▶ _DATA LINES_:
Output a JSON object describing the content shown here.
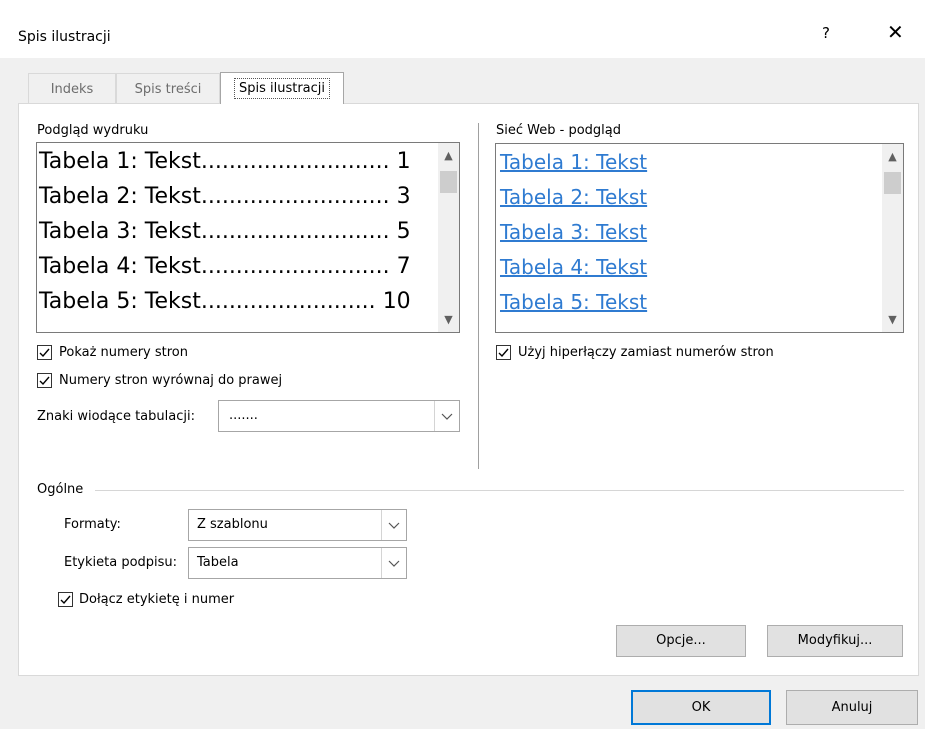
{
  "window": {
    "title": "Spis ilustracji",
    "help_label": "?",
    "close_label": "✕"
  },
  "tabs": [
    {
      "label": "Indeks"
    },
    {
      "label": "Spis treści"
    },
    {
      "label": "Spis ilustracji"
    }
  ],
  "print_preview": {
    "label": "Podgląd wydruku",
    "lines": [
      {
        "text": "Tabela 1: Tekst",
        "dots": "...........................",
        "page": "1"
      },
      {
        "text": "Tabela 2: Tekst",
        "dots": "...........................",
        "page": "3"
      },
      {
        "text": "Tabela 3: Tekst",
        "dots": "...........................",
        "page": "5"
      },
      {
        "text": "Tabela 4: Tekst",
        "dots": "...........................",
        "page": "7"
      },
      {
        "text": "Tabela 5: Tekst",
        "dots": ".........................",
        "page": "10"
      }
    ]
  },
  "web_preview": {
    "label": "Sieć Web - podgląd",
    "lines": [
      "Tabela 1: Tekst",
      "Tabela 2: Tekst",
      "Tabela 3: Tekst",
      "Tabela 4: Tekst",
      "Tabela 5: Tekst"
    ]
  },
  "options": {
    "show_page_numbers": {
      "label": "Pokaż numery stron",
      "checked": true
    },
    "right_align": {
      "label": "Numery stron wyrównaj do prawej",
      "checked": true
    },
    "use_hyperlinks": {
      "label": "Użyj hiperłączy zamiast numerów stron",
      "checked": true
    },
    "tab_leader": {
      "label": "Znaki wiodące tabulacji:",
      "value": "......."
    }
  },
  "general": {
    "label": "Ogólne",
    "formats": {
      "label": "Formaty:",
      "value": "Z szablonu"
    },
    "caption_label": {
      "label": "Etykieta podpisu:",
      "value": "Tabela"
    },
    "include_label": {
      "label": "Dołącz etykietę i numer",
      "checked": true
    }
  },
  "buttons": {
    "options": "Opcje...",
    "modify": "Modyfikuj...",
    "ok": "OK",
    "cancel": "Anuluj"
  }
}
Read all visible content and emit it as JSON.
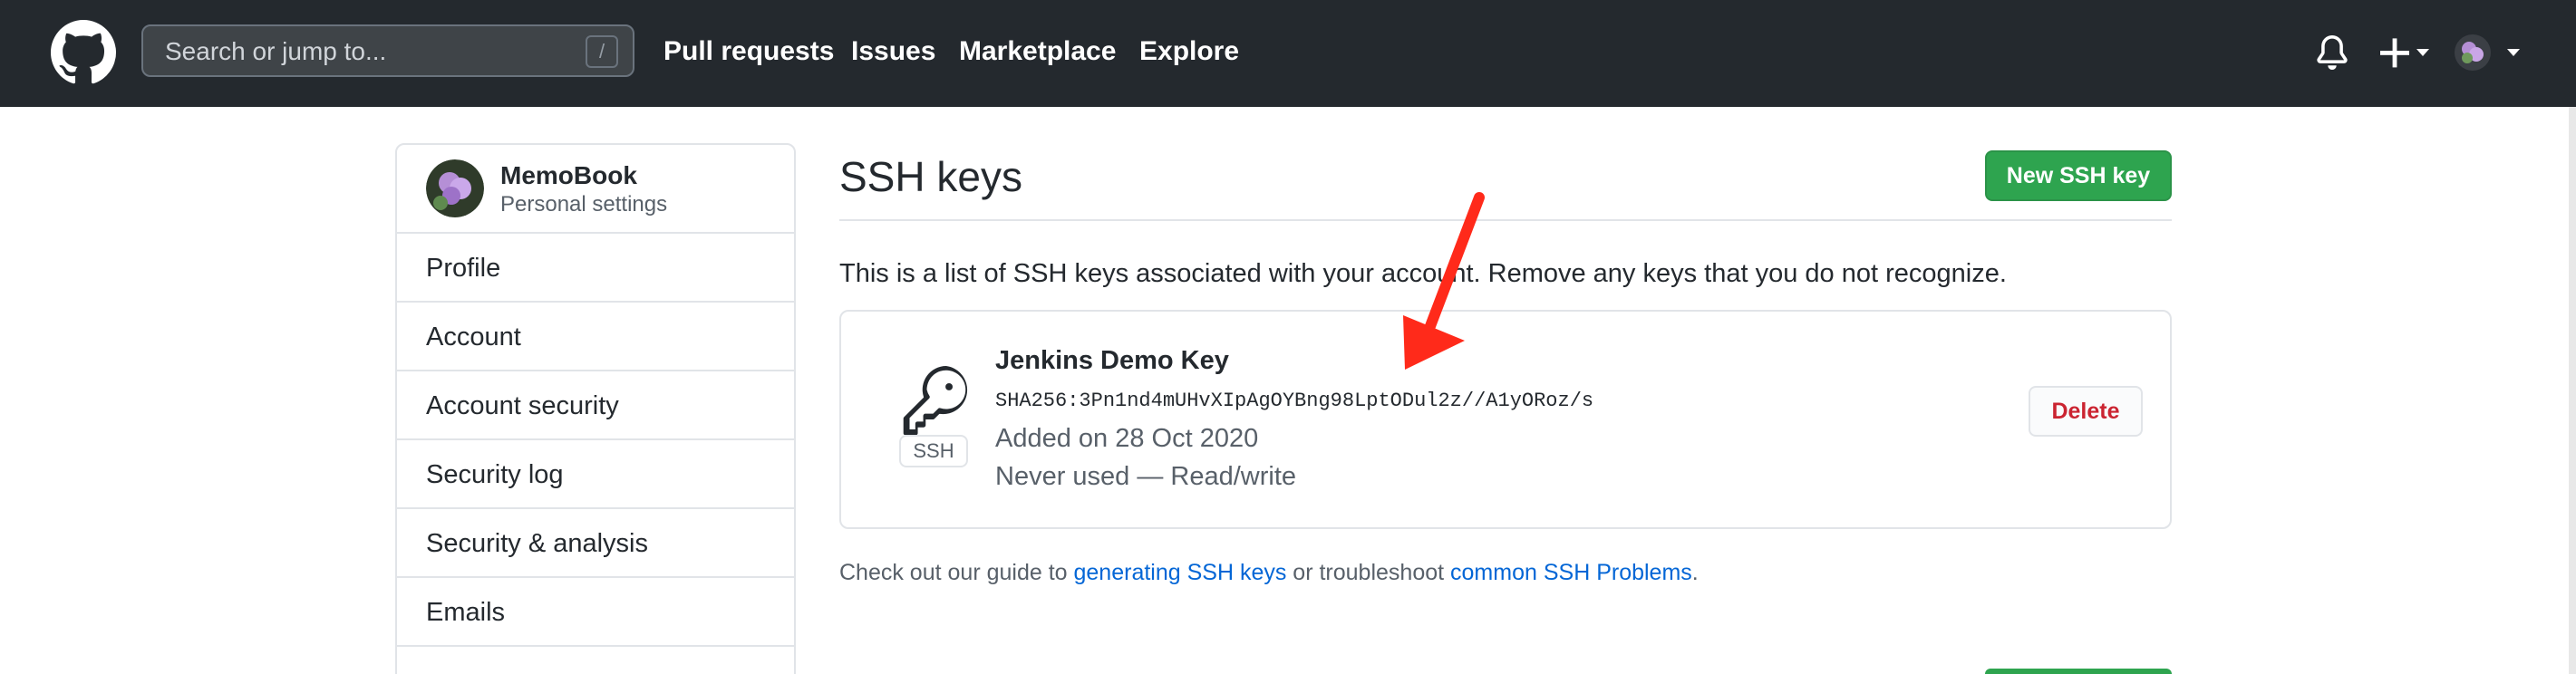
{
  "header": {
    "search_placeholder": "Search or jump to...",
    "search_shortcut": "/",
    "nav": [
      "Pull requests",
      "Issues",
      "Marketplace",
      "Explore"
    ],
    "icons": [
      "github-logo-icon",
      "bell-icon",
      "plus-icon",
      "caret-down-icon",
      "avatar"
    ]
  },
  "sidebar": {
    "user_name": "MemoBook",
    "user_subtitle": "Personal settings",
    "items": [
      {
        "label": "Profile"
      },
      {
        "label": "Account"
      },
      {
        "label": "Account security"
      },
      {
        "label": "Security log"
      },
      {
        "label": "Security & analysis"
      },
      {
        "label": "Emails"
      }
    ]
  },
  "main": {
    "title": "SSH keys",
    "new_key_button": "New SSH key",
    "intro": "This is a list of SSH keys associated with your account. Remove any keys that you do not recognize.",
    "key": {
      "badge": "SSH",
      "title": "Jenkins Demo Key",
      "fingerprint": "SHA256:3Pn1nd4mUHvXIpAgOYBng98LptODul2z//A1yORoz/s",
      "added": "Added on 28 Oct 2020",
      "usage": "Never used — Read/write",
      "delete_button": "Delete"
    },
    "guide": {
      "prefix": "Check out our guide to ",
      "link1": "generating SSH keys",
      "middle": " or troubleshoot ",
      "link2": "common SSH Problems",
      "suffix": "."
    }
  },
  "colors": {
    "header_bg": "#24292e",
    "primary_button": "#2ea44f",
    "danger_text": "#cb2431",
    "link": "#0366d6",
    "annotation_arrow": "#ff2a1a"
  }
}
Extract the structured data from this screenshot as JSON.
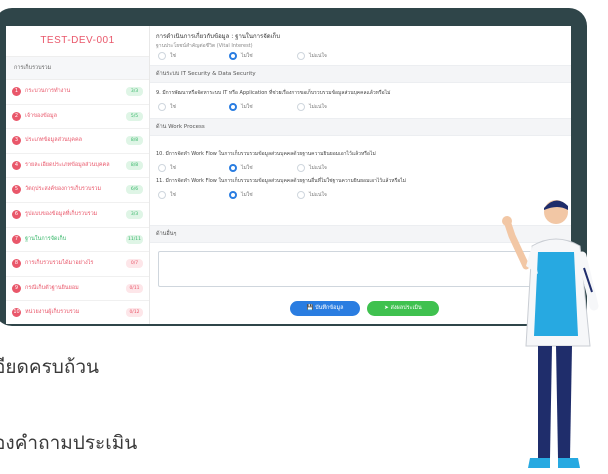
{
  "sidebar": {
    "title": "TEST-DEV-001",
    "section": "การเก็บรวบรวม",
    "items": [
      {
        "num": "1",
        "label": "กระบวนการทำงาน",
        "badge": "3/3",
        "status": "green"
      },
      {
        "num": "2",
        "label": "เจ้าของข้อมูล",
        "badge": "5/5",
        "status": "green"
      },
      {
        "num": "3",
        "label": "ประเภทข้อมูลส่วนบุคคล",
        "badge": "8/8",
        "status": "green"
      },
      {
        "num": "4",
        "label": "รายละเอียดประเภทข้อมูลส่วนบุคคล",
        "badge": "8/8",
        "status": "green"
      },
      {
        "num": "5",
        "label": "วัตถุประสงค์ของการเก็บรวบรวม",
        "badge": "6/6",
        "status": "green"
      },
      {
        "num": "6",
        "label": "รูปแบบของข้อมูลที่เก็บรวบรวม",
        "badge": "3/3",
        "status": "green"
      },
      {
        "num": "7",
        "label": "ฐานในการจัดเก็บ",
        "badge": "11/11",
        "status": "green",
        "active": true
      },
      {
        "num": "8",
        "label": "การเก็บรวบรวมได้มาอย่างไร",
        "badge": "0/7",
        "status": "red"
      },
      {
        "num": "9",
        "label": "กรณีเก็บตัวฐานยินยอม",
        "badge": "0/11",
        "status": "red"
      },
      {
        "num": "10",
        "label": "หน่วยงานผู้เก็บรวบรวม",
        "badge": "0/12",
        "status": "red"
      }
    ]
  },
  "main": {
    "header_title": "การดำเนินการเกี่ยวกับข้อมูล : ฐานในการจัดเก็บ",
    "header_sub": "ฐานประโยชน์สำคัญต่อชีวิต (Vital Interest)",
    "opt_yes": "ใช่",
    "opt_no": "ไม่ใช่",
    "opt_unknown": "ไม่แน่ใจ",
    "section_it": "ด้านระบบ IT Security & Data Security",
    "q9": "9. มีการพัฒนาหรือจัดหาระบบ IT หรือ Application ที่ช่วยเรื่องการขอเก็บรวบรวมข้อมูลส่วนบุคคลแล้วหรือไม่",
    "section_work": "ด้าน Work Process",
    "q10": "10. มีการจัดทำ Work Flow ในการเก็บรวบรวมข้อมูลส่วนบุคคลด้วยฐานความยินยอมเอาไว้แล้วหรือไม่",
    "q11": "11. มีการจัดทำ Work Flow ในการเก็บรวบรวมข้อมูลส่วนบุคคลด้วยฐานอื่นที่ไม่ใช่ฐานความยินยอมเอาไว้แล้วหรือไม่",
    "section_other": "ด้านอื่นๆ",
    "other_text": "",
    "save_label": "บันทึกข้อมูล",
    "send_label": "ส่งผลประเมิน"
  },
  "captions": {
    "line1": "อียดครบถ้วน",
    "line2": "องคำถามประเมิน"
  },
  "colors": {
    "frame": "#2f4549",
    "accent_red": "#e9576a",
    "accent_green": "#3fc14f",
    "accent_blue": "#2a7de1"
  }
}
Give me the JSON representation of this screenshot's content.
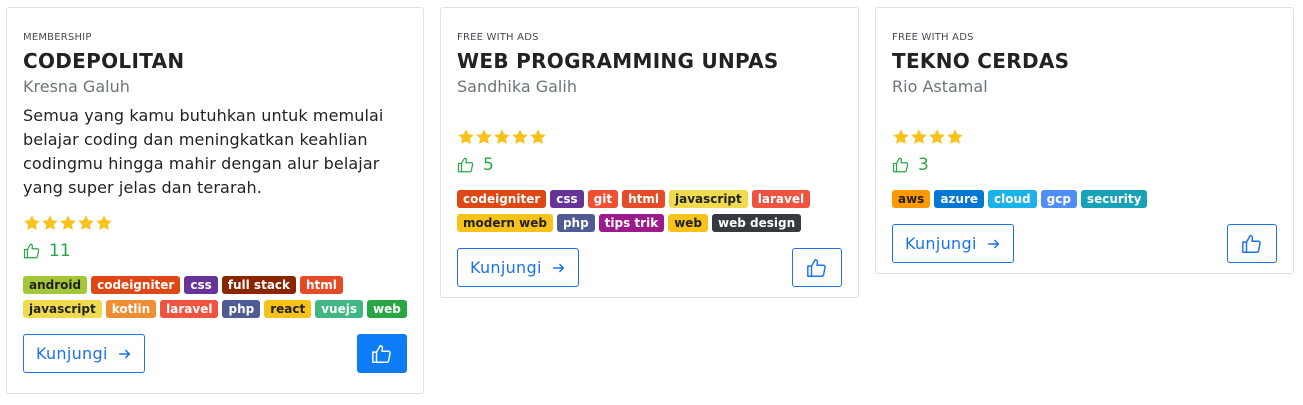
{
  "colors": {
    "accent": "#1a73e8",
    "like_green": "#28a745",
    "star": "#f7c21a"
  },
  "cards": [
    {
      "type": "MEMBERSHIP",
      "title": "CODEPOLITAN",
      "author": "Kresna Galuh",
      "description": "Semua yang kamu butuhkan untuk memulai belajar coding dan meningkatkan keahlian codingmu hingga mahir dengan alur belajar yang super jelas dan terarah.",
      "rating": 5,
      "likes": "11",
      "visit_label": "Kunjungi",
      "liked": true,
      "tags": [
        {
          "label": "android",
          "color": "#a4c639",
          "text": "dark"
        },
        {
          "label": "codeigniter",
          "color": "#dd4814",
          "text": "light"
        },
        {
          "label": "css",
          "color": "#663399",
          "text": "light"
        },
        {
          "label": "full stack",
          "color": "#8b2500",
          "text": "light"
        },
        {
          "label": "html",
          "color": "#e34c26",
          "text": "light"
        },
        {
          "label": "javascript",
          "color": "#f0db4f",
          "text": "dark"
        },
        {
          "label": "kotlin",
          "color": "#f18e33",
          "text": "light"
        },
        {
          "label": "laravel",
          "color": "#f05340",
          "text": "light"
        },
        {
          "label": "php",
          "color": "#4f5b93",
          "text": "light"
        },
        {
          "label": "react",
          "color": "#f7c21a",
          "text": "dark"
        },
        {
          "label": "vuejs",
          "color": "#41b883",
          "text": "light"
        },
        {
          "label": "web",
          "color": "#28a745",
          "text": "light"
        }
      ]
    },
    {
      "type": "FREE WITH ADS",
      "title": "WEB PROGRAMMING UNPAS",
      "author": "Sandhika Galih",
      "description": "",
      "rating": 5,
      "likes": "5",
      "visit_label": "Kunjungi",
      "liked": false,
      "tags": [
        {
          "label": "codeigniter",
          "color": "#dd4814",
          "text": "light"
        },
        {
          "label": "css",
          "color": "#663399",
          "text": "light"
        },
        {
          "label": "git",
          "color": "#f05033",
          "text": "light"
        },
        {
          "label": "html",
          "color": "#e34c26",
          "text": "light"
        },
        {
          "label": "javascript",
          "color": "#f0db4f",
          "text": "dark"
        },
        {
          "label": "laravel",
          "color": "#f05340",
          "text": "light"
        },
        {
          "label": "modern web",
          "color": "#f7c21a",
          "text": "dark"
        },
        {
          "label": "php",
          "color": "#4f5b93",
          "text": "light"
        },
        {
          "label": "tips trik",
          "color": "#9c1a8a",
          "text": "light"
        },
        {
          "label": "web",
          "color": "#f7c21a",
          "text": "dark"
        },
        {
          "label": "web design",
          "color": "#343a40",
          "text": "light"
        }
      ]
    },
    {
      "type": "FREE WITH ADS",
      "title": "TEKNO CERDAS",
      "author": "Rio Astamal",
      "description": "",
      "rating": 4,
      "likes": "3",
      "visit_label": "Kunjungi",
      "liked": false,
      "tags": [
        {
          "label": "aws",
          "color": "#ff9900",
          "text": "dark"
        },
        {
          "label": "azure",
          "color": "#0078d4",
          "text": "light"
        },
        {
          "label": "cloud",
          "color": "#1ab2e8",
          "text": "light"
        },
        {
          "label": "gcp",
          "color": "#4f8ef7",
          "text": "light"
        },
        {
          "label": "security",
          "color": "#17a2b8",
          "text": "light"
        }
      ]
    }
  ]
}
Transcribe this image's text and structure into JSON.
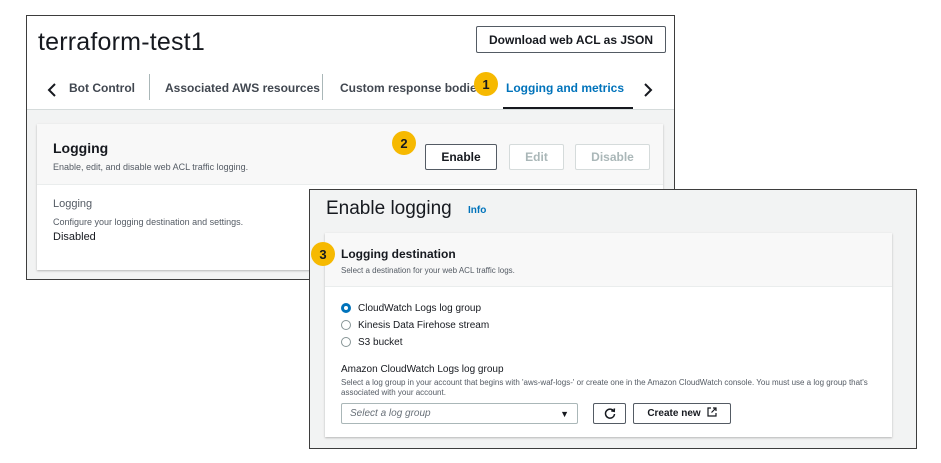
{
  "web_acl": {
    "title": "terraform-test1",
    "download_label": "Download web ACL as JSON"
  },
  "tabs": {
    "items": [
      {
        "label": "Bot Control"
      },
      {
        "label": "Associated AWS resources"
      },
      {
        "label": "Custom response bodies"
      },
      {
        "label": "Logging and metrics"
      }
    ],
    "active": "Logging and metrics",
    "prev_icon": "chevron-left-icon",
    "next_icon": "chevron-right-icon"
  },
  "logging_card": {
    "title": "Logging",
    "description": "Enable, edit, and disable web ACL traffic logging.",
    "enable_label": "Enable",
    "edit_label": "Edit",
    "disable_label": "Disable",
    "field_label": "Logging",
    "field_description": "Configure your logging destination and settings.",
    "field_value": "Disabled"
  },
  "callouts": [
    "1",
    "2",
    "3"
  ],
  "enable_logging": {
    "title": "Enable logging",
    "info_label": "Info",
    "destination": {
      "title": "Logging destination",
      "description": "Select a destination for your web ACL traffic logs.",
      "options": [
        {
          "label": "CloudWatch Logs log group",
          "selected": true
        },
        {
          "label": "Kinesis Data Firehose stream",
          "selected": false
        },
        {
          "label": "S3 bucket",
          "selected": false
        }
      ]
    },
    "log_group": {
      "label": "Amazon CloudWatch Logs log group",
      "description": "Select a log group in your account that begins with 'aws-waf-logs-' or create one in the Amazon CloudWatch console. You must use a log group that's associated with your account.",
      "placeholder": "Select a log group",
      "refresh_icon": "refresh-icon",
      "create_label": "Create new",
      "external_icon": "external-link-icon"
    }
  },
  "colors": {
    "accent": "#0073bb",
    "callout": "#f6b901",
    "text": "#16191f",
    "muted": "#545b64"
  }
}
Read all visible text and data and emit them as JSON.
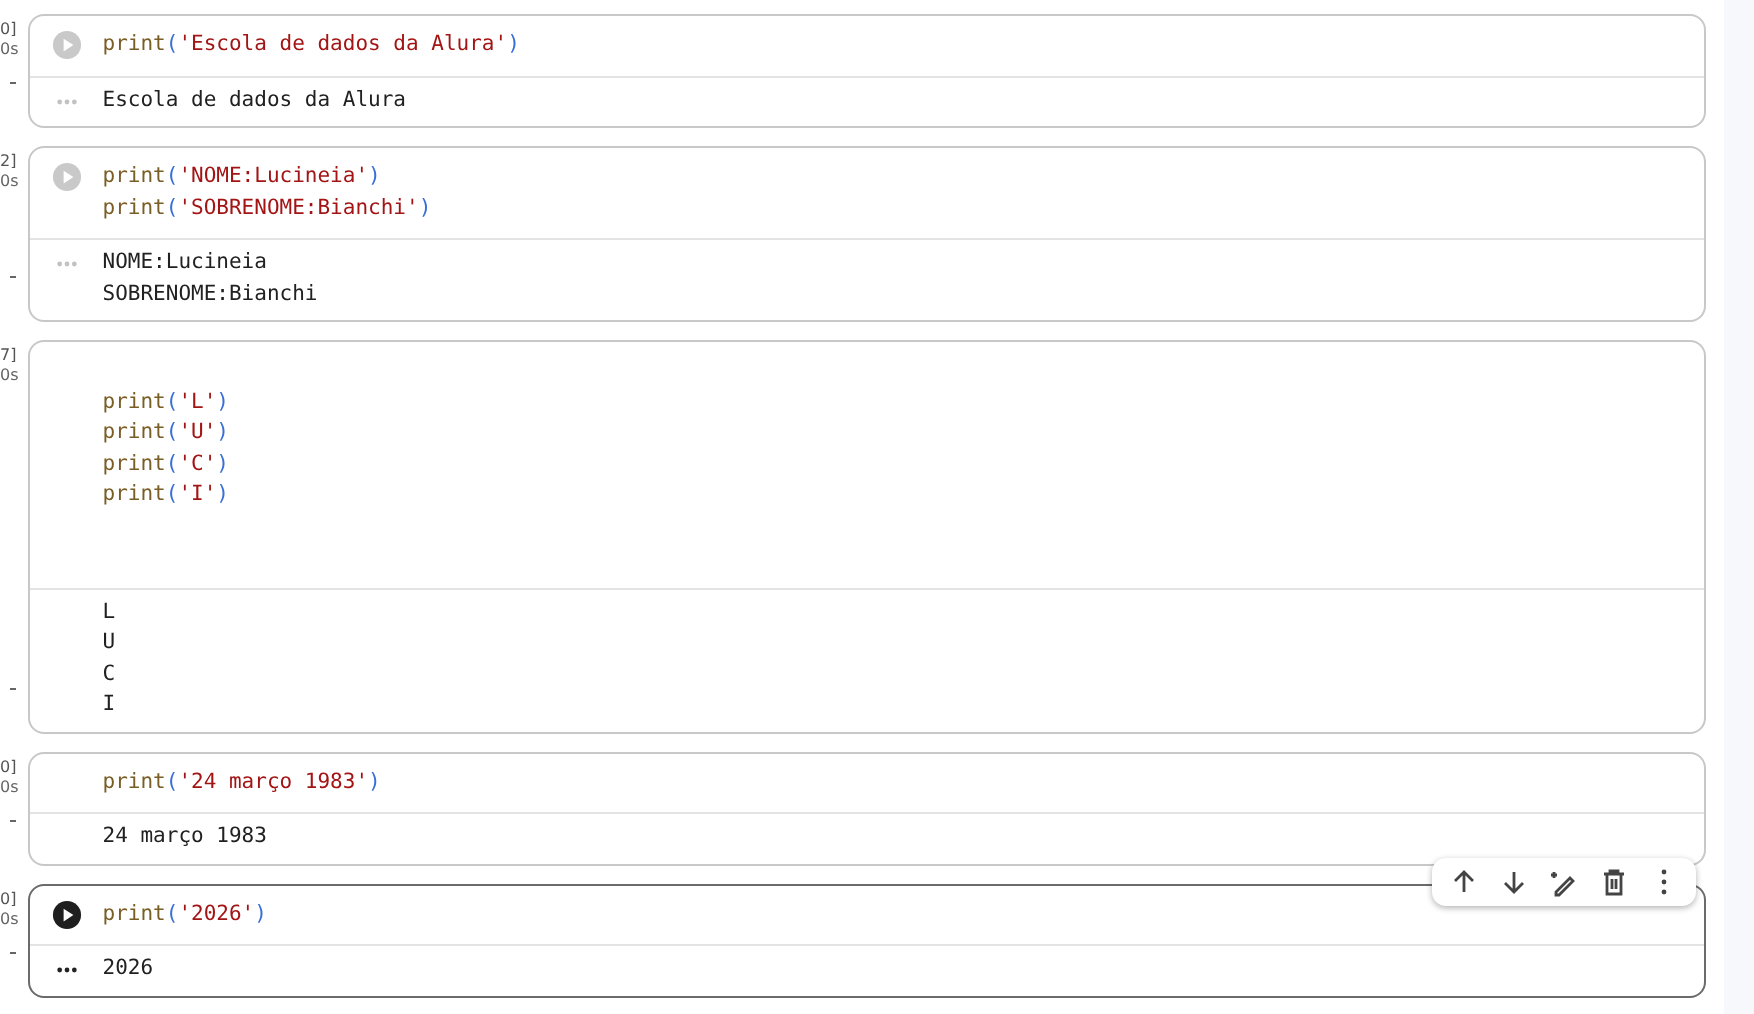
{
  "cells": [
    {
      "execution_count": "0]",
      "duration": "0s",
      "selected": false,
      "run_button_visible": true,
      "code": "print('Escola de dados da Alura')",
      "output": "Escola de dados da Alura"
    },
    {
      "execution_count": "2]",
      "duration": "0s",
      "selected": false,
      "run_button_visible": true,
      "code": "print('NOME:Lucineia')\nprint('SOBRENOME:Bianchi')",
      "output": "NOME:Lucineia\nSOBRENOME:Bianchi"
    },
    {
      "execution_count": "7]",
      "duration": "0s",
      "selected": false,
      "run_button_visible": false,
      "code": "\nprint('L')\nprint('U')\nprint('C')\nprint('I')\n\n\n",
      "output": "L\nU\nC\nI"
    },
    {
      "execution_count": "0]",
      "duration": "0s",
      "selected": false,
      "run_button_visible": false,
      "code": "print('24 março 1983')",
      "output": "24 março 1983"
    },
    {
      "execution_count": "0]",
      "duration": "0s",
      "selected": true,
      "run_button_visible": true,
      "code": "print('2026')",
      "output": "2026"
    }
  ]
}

▶ _GIVEN EXERCISE_: Only lines with the word "keys" are wanted, so copy each one from the records.

▶ _TASK SOLUTION_:
    "title": "SSH keys",
    "intro": "This is a list of SSH keys associated with your account. Remove any keys that you do not recognize.",
      "link1": "generating SSH keys",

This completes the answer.